**引用文**
視覚障害のある利用者は、Tab キーを押下してフォーカスが予期しないどこかへ移動してしまったり、インタラクティブな要素に囲まれているコンテンツを容易に見つけることができなかったりすると、迷子のようになってしまう恐れがある。
画面拡大ソフトを使用していて、拡大率を高くしている利用者には、ページのごく小さい一部分だけしか見えないことがある。そのような利用者は、フォーカス順序が論理的でないと、誤った文脈でコンテンツの一部分を解釈してしまう恐れがある。
達成基準 2.4.3の事例
インタラクティブなコントロールのツリーがあるウェブページ上で、利用者は上下の矢印キーを使って、ツリーのノードからノードへと移動することができる。右向き矢印キーを押下するとノードを展開して、それから下矢印キーを押下すると新しく展開されたノードへと移動していく。

**用意した項目**
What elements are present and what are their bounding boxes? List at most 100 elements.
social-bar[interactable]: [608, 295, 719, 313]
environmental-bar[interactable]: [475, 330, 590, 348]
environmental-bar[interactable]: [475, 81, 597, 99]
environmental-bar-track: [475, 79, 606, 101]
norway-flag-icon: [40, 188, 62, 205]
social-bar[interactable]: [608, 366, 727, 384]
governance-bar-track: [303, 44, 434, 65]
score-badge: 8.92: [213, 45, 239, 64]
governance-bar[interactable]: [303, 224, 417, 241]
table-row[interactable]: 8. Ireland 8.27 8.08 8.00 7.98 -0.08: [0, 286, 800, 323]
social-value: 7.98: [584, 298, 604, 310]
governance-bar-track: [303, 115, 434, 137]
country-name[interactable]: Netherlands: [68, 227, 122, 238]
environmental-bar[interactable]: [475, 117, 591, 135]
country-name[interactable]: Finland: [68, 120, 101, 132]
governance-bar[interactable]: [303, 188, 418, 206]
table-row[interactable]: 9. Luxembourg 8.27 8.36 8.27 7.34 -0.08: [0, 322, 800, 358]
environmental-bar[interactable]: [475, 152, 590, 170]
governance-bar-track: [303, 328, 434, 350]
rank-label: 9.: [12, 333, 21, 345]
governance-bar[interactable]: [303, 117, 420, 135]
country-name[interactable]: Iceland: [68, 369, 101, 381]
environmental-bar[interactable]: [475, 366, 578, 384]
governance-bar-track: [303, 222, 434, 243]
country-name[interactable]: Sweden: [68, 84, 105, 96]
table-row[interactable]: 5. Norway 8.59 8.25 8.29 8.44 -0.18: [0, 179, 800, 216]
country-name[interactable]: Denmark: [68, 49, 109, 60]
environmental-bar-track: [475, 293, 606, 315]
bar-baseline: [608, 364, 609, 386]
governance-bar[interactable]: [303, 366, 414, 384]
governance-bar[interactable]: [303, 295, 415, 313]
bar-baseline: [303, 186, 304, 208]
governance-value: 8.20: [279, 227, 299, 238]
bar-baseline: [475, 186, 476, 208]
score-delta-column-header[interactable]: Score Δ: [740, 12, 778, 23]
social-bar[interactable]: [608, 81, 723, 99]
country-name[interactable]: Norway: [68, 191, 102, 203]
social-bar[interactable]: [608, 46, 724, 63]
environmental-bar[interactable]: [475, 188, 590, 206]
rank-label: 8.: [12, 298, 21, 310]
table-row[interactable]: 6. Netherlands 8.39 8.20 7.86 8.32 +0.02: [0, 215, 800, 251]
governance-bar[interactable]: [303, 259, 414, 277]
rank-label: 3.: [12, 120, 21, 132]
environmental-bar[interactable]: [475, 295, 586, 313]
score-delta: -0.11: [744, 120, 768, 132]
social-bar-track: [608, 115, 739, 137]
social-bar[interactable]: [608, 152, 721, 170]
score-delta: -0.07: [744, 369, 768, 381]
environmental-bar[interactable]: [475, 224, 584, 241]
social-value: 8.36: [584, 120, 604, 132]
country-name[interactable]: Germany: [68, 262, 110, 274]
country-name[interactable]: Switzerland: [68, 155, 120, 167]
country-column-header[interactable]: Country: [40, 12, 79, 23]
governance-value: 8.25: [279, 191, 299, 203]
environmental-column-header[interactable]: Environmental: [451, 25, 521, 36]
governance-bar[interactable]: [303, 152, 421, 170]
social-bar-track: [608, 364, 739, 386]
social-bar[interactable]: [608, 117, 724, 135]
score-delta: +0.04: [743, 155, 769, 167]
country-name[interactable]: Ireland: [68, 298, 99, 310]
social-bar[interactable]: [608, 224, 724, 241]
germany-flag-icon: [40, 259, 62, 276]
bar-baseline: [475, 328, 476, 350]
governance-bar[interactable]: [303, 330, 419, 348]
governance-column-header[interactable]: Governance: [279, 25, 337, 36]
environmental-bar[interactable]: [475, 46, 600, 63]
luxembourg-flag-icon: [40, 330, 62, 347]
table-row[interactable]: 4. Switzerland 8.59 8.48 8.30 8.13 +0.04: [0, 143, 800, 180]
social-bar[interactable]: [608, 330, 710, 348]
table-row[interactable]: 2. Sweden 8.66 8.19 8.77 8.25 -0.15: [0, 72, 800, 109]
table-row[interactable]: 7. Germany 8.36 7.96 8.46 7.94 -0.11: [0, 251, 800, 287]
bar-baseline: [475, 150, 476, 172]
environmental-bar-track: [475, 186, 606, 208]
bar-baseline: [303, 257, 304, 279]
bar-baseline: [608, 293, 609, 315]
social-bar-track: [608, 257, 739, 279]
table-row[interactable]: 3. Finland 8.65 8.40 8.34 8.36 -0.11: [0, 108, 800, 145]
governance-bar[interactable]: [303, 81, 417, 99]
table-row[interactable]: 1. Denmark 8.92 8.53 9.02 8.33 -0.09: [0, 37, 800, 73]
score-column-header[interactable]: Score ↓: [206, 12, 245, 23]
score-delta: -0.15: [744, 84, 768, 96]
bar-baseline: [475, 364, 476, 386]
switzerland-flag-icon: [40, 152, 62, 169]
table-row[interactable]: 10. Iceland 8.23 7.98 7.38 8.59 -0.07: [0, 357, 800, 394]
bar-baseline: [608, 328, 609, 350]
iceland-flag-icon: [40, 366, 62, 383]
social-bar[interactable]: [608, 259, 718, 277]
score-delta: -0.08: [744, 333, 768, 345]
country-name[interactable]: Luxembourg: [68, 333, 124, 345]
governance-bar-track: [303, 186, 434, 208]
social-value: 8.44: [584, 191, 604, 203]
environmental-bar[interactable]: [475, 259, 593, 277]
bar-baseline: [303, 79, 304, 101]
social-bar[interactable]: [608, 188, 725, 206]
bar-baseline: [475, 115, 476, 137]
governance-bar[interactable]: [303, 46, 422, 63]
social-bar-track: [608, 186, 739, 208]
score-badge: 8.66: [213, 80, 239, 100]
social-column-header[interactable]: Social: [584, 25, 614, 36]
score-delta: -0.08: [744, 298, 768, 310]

**課題の説明**
フォーカス順序について書かれた上の引用文を、全文そのまま書き写してください。

**この課題の答え**
視覚障害のある利用者は、Tab キーを押下してフォーカスが予期しないどこかへ移動してしまったり、インタラクティブな要素に囲まれているコンテンツを容易に見つけることができなかったりすると、迷子のようになってしまう恐れがある。
画面拡大ソフトを使用していて、拡大率を高くしている利用者には、ページのごく小さい一部分だけしか見えないことがある。そのような利用者は、フォーカス順序が論理的でないと、誤った文脈でコンテンツの一部分を解釈してしまう恐れがある。
達成基準 2.4.3の事例
インタラクティブなコントロールのツリーがあるウェブページ上で、利用者は上下の矢印キーを使って、ツリーのノードからノードへと移動することができる。右向き矢印キーを押下するとノードを展開して、それから下矢印キーを押下すると新しく展開されたノードへと移動していく。